-- Input start --

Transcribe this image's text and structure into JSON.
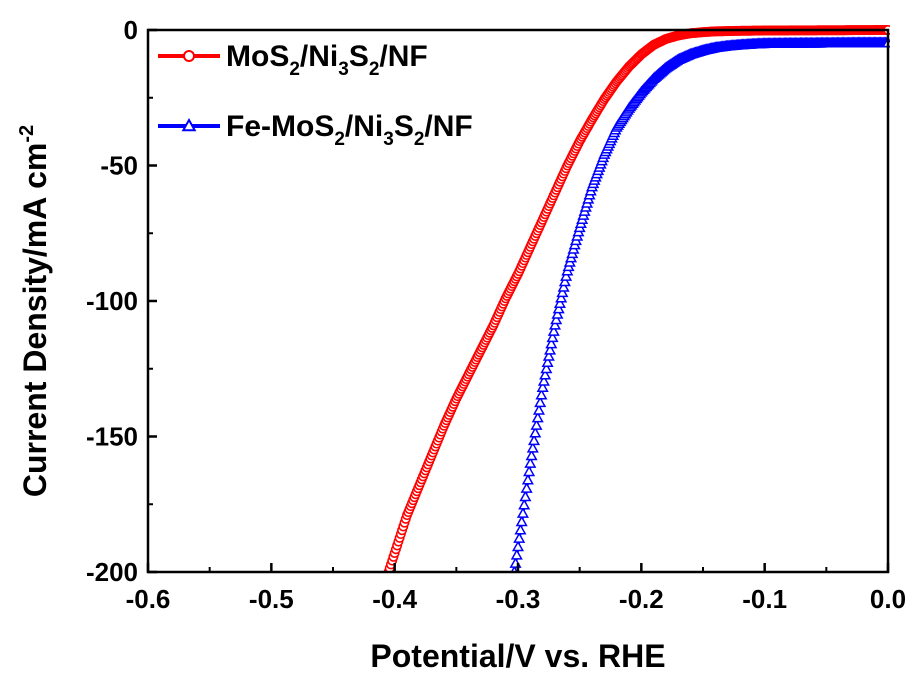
{
  "chart_data": {
    "type": "line",
    "title": "",
    "xlabel": "Potential/V vs. RHE",
    "ylabel": "Current Density/mA cm",
    "ylabel_sup": "-2",
    "xlim": [
      -0.6,
      0.0
    ],
    "ylim": [
      -200,
      0
    ],
    "xticks": [
      "-0.6",
      "-0.5",
      "-0.4",
      "-0.3",
      "-0.2",
      "-0.1",
      "0.0"
    ],
    "yticks": [
      "0",
      "-50",
      "-100",
      "-150",
      "-200"
    ],
    "legend_position": "top-left",
    "grid": false,
    "series": [
      {
        "name": "MoS2/Ni3S2/NF",
        "name_parts": [
          [
            "MoS",
            ""
          ],
          [
            "2",
            "sub"
          ],
          [
            "/Ni",
            ""
          ],
          [
            "3",
            "sub"
          ],
          [
            "S",
            ""
          ],
          [
            "2",
            "sub"
          ],
          [
            "/NF",
            ""
          ]
        ],
        "color": "#ff0000",
        "marker": "circle",
        "x": [
          -0.405,
          -0.39,
          -0.38,
          -0.37,
          -0.36,
          -0.35,
          -0.34,
          -0.33,
          -0.32,
          -0.31,
          -0.3,
          -0.29,
          -0.28,
          -0.27,
          -0.26,
          -0.25,
          -0.24,
          -0.23,
          -0.22,
          -0.21,
          -0.2,
          -0.19,
          -0.18,
          -0.17,
          -0.16,
          -0.15,
          -0.14,
          -0.12,
          -0.1,
          -0.05,
          0.0
        ],
        "y": [
          -200,
          -179,
          -168,
          -157,
          -146,
          -136,
          -127,
          -118,
          -109,
          -99,
          -90,
          -80,
          -70,
          -60,
          -50,
          -41,
          -33,
          -25.5,
          -19,
          -13.5,
          -9,
          -5.5,
          -3.3,
          -2,
          -1.2,
          -0.8,
          -0.5,
          -0.3,
          -0.2,
          -0.1,
          0
        ]
      },
      {
        "name": "Fe-MoS2/Ni3S2/NF",
        "name_parts": [
          [
            "Fe-MoS",
            ""
          ],
          [
            "2",
            "sub"
          ],
          [
            "/Ni",
            ""
          ],
          [
            "3",
            "sub"
          ],
          [
            "S",
            ""
          ],
          [
            "2",
            "sub"
          ],
          [
            "/NF",
            ""
          ]
        ],
        "color": "#0000ff",
        "marker": "triangle",
        "x": [
          -0.303,
          -0.29,
          -0.28,
          -0.27,
          -0.26,
          -0.25,
          -0.24,
          -0.23,
          -0.22,
          -0.21,
          -0.2,
          -0.19,
          -0.18,
          -0.17,
          -0.16,
          -0.15,
          -0.14,
          -0.13,
          -0.12,
          -0.11,
          -0.1,
          -0.08,
          -0.05,
          -0.02,
          0.0
        ],
        "y": [
          -200,
          -160,
          -132,
          -109,
          -89,
          -73,
          -58,
          -46,
          -36,
          -29,
          -23,
          -18,
          -14,
          -11,
          -9,
          -7.6,
          -6.6,
          -6,
          -5.6,
          -5.3,
          -5.1,
          -5,
          -4.9,
          -4.8,
          -4.8
        ]
      }
    ]
  }
}
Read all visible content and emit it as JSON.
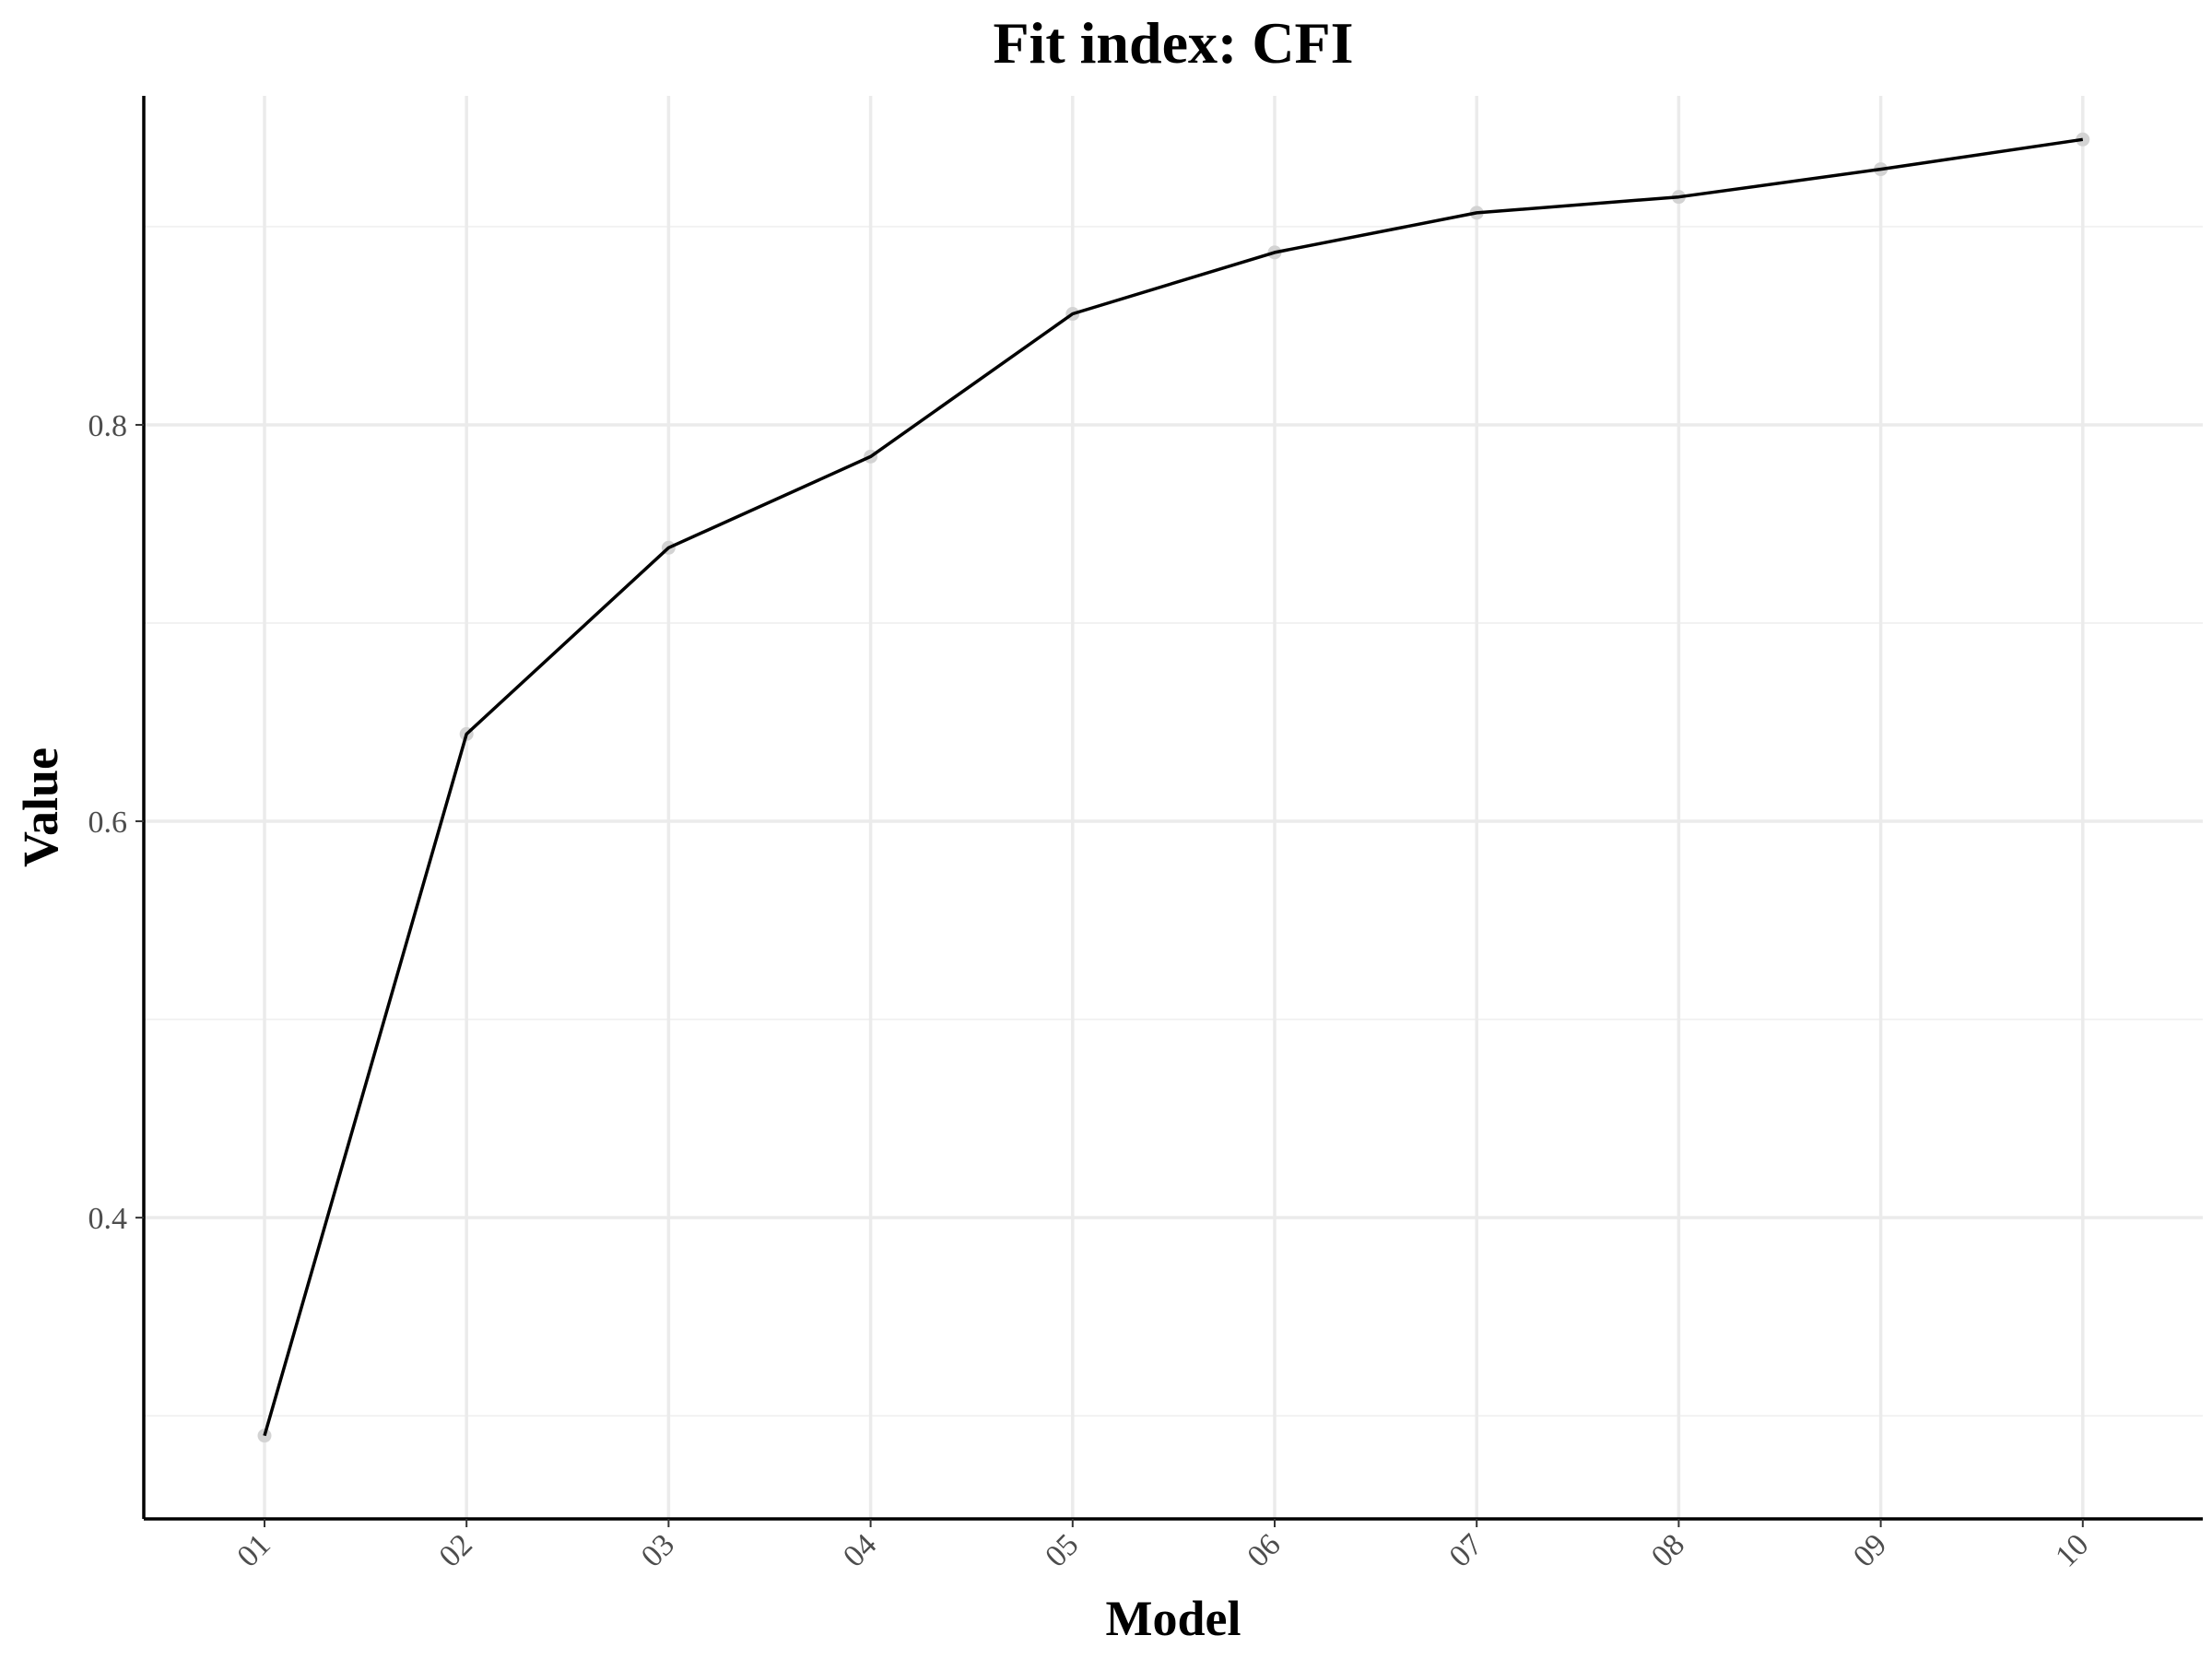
{
  "chart_data": {
    "type": "line",
    "title": "Fit index: CFI",
    "xlabel": "Model",
    "ylabel": "Value",
    "categories": [
      "01",
      "02",
      "03",
      "04",
      "05",
      "06",
      "07",
      "08",
      "09",
      "10"
    ],
    "series": [
      {
        "values": [
          0.29,
          0.644,
          0.738,
          0.784,
          0.856,
          0.887,
          0.907,
          0.915,
          0.929,
          0.944
        ]
      }
    ],
    "y_ticks": [
      {
        "value": 0.4,
        "label": "0.4"
      },
      {
        "value": 0.6,
        "label": "0.6"
      },
      {
        "value": 0.8,
        "label": "0.8"
      }
    ],
    "y_minor_ticks": [
      0.3,
      0.5,
      0.7,
      0.9
    ],
    "ylim": [
      0.248,
      0.966
    ],
    "grid": true,
    "legend": "none",
    "colors": {
      "line": "#000000",
      "point": "#d3d3d3",
      "grid_major": "#ebebeb",
      "grid_minor": "#f2f2f2",
      "axis": "#000000"
    }
  }
}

-- Input end --

■ Aim
Extract, from the material above, each line holding the word "JSON".

■ Full solution
Transcribe this image's text and structure into JSON.
Read all visible content and emit it as JSON.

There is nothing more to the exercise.